▸ **WRITTEN REQUEST**:
Go through the data below and copy it exactly, skipping every picture.

▸ **MATERIAL SUPPLIED**:
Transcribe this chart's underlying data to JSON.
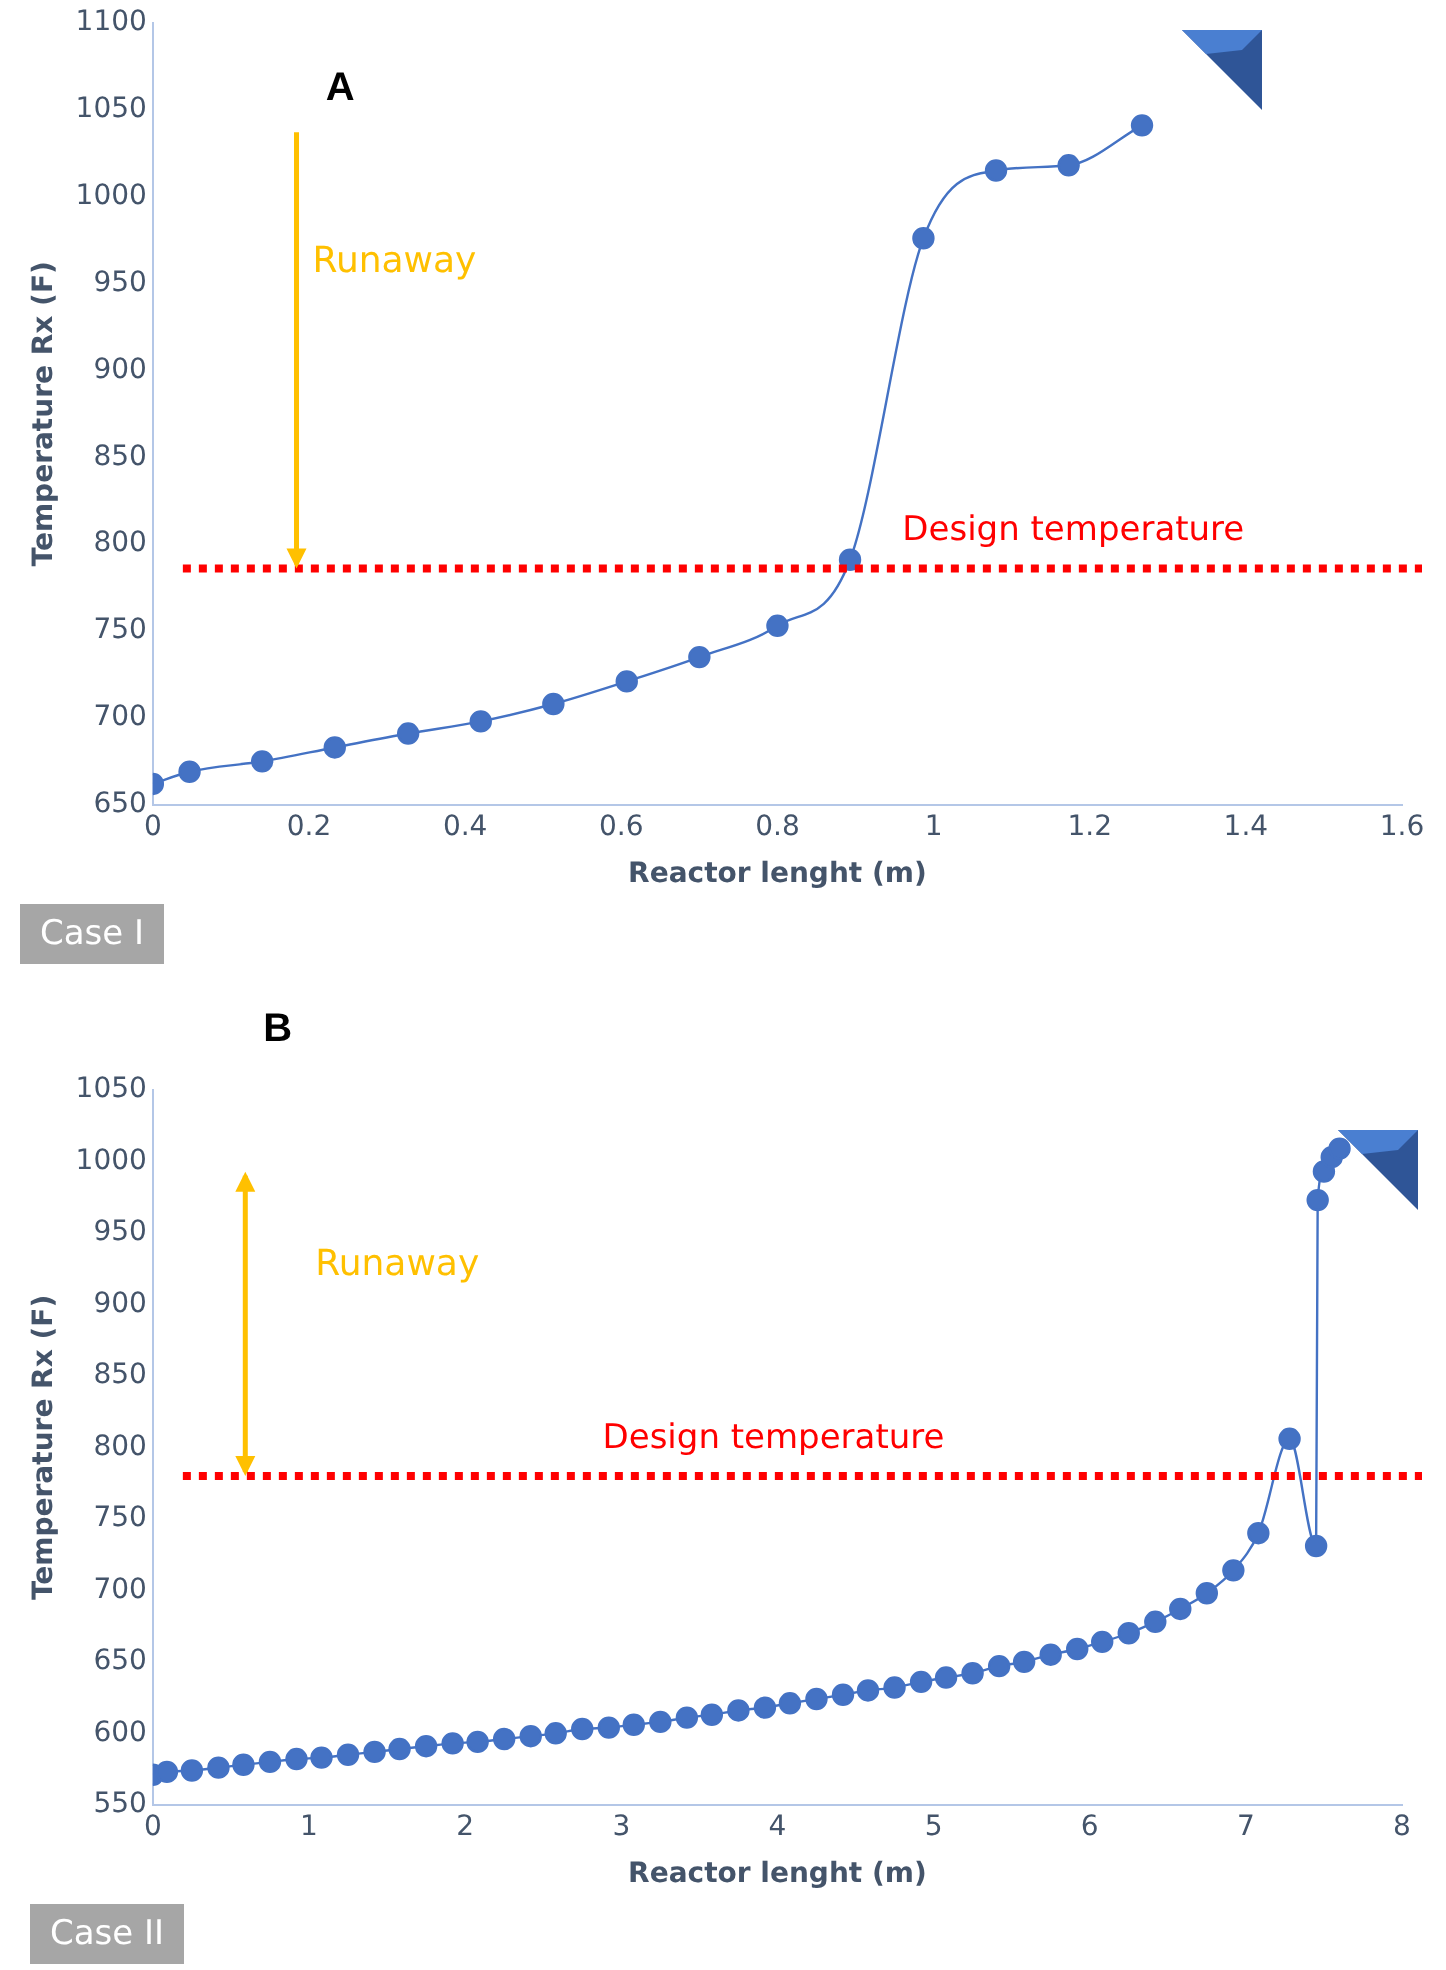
{
  "chart_data": [
    {
      "type": "line",
      "title": "A",
      "xlabel": "Reactor lenght (m)",
      "ylabel": "Temperature Rx (F)",
      "xlim": [
        0,
        1.6
      ],
      "xticks": [
        0,
        0.2,
        0.4,
        0.6,
        0.8,
        1,
        1.2,
        1.4,
        1.6
      ],
      "ylim": [
        650,
        1100
      ],
      "yticks": [
        650,
        700,
        750,
        800,
        850,
        900,
        950,
        1000,
        1050,
        1100
      ],
      "grid": false,
      "legend": false,
      "marker": "circle",
      "line_style": "solid",
      "x": [
        0,
        0.047,
        0.14,
        0.233,
        0.327,
        0.42,
        0.513,
        0.607,
        0.7,
        0.8,
        0.893,
        0.987,
        1.08,
        1.173,
        1.267
      ],
      "series": [
        {
          "color": "#4472c4",
          "values": [
            662,
            669,
            675,
            683,
            691,
            698,
            708,
            721,
            735,
            753,
            791,
            976,
            1015,
            1018,
            1041
          ]
        }
      ],
      "ref_lines": [
        {
          "axis": "y",
          "value": 786,
          "label": "Design temperature",
          "color": "#ff0000",
          "line_style": "dotted"
        }
      ],
      "annotations": [
        "Runaway",
        "Case I"
      ]
    },
    {
      "type": "line",
      "title": "B",
      "xlabel": "Reactor lenght (m)",
      "ylabel": "Temperature Rx (F)",
      "xlim": [
        0,
        8
      ],
      "xticks": [
        0,
        1,
        2,
        3,
        4,
        5,
        6,
        7,
        8
      ],
      "ylim": [
        550,
        1050
      ],
      "yticks": [
        550,
        600,
        650,
        700,
        750,
        800,
        850,
        900,
        950,
        1000,
        1050
      ],
      "grid": false,
      "legend": false,
      "marker": "circle",
      "line_style": "solid",
      "x": [
        0,
        0.09,
        0.25,
        0.42,
        0.58,
        0.75,
        0.92,
        1.08,
        1.25,
        1.42,
        1.58,
        1.75,
        1.92,
        2.08,
        2.25,
        2.42,
        2.58,
        2.75,
        2.92,
        3.08,
        3.25,
        3.42,
        3.58,
        3.75,
        3.92,
        4.08,
        4.25,
        4.42,
        4.58,
        4.75,
        4.92,
        5.08,
        5.25,
        5.42,
        5.58,
        5.75,
        5.92,
        6.08,
        6.25,
        6.42,
        6.58,
        6.75,
        6.92,
        7.08,
        7.28,
        7.45,
        7.46,
        7.5,
        7.55,
        7.6
      ],
      "series": [
        {
          "color": "#4472c4",
          "values": [
            571,
            573,
            574,
            576,
            578,
            580,
            582,
            583,
            585,
            587,
            589,
            591,
            593,
            594,
            596,
            598,
            600,
            603,
            604,
            606,
            608,
            611,
            613,
            616,
            618,
            621,
            624,
            627,
            630,
            632,
            636,
            639,
            642,
            647,
            650,
            655,
            659,
            664,
            670,
            678,
            687,
            698,
            714,
            740,
            806,
            731,
            973,
            993,
            1003,
            1009
          ]
        }
      ],
      "ref_lines": [
        {
          "axis": "y",
          "value": 780,
          "label": "Design temperature",
          "color": "#ff0000",
          "line_style": "dotted"
        }
      ],
      "annotations": [
        "Runaway",
        "Case II"
      ]
    }
  ]
}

▸ **RESULT OF THIS TASK**:
Transcribe this chart's underlying data to JSON.
{
  "chart_data": [
    {
      "type": "line",
      "title": "A",
      "xlabel": "Reactor lenght (m)",
      "ylabel": "Temperature Rx (F)",
      "xlim": [
        0,
        1.6
      ],
      "xticks": [
        0,
        0.2,
        0.4,
        0.6,
        0.8,
        1,
        1.2,
        1.4,
        1.6
      ],
      "ylim": [
        650,
        1100
      ],
      "yticks": [
        650,
        700,
        750,
        800,
        850,
        900,
        950,
        1000,
        1050,
        1100
      ],
      "grid": false,
      "legend": false,
      "marker": "circle",
      "line_style": "solid",
      "x": [
        0,
        0.047,
        0.14,
        0.233,
        0.327,
        0.42,
        0.513,
        0.607,
        0.7,
        0.8,
        0.893,
        0.987,
        1.08,
        1.173,
        1.267
      ],
      "series": [
        {
          "color": "#4472c4",
          "values": [
            662,
            669,
            675,
            683,
            691,
            698,
            708,
            721,
            735,
            753,
            791,
            976,
            1015,
            1018,
            1041
          ]
        }
      ],
      "ref_lines": [
        {
          "axis": "y",
          "value": 786,
          "label": "Design temperature",
          "color": "#ff0000",
          "line_style": "dotted"
        }
      ],
      "annotations": [
        "Runaway",
        "Case I"
      ]
    },
    {
      "type": "line",
      "title": "B",
      "xlabel": "Reactor lenght (m)",
      "ylabel": "Temperature Rx (F)",
      "xlim": [
        0,
        8
      ],
      "xticks": [
        0,
        1,
        2,
        3,
        4,
        5,
        6,
        7,
        8
      ],
      "ylim": [
        550,
        1050
      ],
      "yticks": [
        550,
        600,
        650,
        700,
        750,
        800,
        850,
        900,
        950,
        1000,
        1050
      ],
      "grid": false,
      "legend": false,
      "marker": "circle",
      "line_style": "solid",
      "x": [
        0,
        0.09,
        0.25,
        0.42,
        0.58,
        0.75,
        0.92,
        1.08,
        1.25,
        1.42,
        1.58,
        1.75,
        1.92,
        2.08,
        2.25,
        2.42,
        2.58,
        2.75,
        2.92,
        3.08,
        3.25,
        3.42,
        3.58,
        3.75,
        3.92,
        4.08,
        4.25,
        4.42,
        4.58,
        4.75,
        4.92,
        5.08,
        5.25,
        5.42,
        5.58,
        5.75,
        5.92,
        6.08,
        6.25,
        6.42,
        6.58,
        6.75,
        6.92,
        7.08,
        7.28,
        7.45,
        7.46,
        7.5,
        7.55,
        7.6
      ],
      "series": [
        {
          "color": "#4472c4",
          "values": [
            571,
            573,
            574,
            576,
            578,
            580,
            582,
            583,
            585,
            587,
            589,
            591,
            593,
            594,
            596,
            598,
            600,
            603,
            604,
            606,
            608,
            611,
            613,
            616,
            618,
            621,
            624,
            627,
            630,
            632,
            636,
            639,
            642,
            647,
            650,
            655,
            659,
            664,
            670,
            678,
            687,
            698,
            714,
            740,
            806,
            731,
            973,
            993,
            1003,
            1009
          ]
        }
      ],
      "ref_lines": [
        {
          "axis": "y",
          "value": 780,
          "label": "Design temperature",
          "color": "#ff0000",
          "line_style": "dotted"
        }
      ],
      "annotations": [
        "Runaway",
        "Case II"
      ]
    }
  ]
}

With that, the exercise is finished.